Stated exercise: Reproduce all entries precisely as they are written.
--
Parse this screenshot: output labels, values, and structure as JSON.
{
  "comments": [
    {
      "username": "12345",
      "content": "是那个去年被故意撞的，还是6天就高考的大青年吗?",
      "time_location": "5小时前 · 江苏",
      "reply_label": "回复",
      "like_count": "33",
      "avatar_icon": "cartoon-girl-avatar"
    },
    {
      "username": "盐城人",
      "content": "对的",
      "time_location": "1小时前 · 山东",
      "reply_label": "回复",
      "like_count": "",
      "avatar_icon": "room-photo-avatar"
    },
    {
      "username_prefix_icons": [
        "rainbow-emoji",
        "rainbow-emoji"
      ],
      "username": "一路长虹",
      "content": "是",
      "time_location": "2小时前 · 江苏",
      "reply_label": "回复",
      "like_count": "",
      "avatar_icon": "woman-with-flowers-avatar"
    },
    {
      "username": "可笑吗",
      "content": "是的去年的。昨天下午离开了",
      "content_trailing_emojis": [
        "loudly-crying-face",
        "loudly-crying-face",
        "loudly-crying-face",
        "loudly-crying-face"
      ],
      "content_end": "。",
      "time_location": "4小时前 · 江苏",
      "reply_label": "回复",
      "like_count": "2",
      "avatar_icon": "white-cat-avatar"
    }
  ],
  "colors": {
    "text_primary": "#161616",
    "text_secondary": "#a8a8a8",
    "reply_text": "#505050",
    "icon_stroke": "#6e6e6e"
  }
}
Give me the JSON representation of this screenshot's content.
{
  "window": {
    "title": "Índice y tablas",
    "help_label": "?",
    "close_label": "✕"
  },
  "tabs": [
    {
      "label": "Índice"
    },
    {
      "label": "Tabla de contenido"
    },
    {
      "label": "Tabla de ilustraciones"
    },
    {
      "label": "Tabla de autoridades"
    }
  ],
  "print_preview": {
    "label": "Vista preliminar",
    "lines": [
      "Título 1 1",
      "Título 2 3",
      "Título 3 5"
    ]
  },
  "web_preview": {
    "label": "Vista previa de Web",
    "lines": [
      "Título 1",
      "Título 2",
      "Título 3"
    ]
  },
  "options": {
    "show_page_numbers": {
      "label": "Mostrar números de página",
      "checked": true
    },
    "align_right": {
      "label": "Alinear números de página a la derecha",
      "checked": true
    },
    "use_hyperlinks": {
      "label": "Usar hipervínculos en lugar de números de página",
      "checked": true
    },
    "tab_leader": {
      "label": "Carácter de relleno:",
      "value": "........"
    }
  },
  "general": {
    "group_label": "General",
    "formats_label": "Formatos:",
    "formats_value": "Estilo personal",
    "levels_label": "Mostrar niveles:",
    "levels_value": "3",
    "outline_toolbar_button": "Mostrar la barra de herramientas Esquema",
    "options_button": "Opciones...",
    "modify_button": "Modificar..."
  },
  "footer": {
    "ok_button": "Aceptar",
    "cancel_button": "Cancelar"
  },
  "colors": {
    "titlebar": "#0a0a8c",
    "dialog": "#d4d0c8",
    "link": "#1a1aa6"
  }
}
--
Complete output:
Parse this screenshot: output labels, values, and structure as JSON.
{
  "comments": [
    {
      "username": "12345",
      "content": "是那个去年被故意撞的，还是6天就高考的大青年吗?",
      "time_location": "5小时前 · 江苏",
      "reply_label": "回复",
      "like_count": "33",
      "avatar_icon": "cartoon-girl-avatar"
    },
    {
      "username": "盐城人",
      "content": "对的",
      "time_location": "1小时前 · 山东",
      "reply_label": "回复",
      "like_count": "",
      "avatar_icon": "room-photo-avatar"
    },
    {
      "username_prefix_icons": [
        "rainbow-emoji",
        "rainbow-emoji"
      ],
      "username": "一路长虹",
      "content": "是",
      "time_location": "2小时前 · 江苏",
      "reply_label": "回复",
      "like_count": "",
      "avatar_icon": "woman-with-flowers-avatar"
    },
    {
      "username": "可笑吗",
      "content": "是的去年的。昨天下午离开了",
      "content_trailing_emojis": [
        "loudly-crying-face",
        "loudly-crying-face",
        "loudly-crying-face",
        "loudly-crying-face"
      ],
      "content_end": "。",
      "time_location": "4小时前 · 江苏",
      "reply_label": "回复",
      "like_count": "2",
      "avatar_icon": "white-cat-avatar"
    }
  ],
  "colors": {
    "text_primary": "#161616",
    "text_secondary": "#a8a8a8",
    "reply_text": "#505050",
    "icon_stroke": "#6e6e6e"
  }
}
Give me the JSON representation of this screenshot's content.
{
  "window": {
    "title": "Índice y tablas",
    "help_label": "?",
    "close_label": "✕"
  },
  "tabs": [
    {
      "label": "Índice"
    },
    {
      "label": "Tabla de contenido"
    },
    {
      "label": "Tabla de ilustraciones"
    },
    {
      "label": "Tabla de autoridades"
    }
  ],
  "print_preview": {
    "label": "Vista preliminar",
    "lines": [
      "Título 1 1",
      "Título 2 3",
      "Título 3 5"
    ]
  },
  "web_preview": {
    "label": "Vista previa de Web",
    "lines": [
      "Título 1",
      "Título 2",
      "Título 3"
    ]
  },
  "options": {
    "show_page_numbers": {
      "label": "Mostrar números de página",
      "checked": true
    },
    "align_right": {
      "label": "Alinear números de página a la derecha",
      "checked": true
    },
    "use_hyperlinks": {
      "label": "Usar hipervínculos en lugar de números de página",
      "checked": true
    },
    "tab_leader": {
      "label": "Carácter de relleno:",
      "value": "........"
    }
  },
  "general": {
    "group_label": "General",
    "formats_label": "Formatos:",
    "formats_value": "Estilo personal",
    "levels_label": "Mostrar niveles:",
    "levels_value": "3",
    "outline_toolbar_button": "Mostrar la barra de herramientas Esquema",
    "options_button": "Opciones...",
    "modify_button": "Modificar..."
  },
  "footer": {
    "ok_button": "Aceptar",
    "cancel_button": "Cancelar"
  },
  "colors": {
    "titlebar": "#0a0a8c",
    "dialog": "#d4d0c8",
    "link": "#1a1aa6"
  }
}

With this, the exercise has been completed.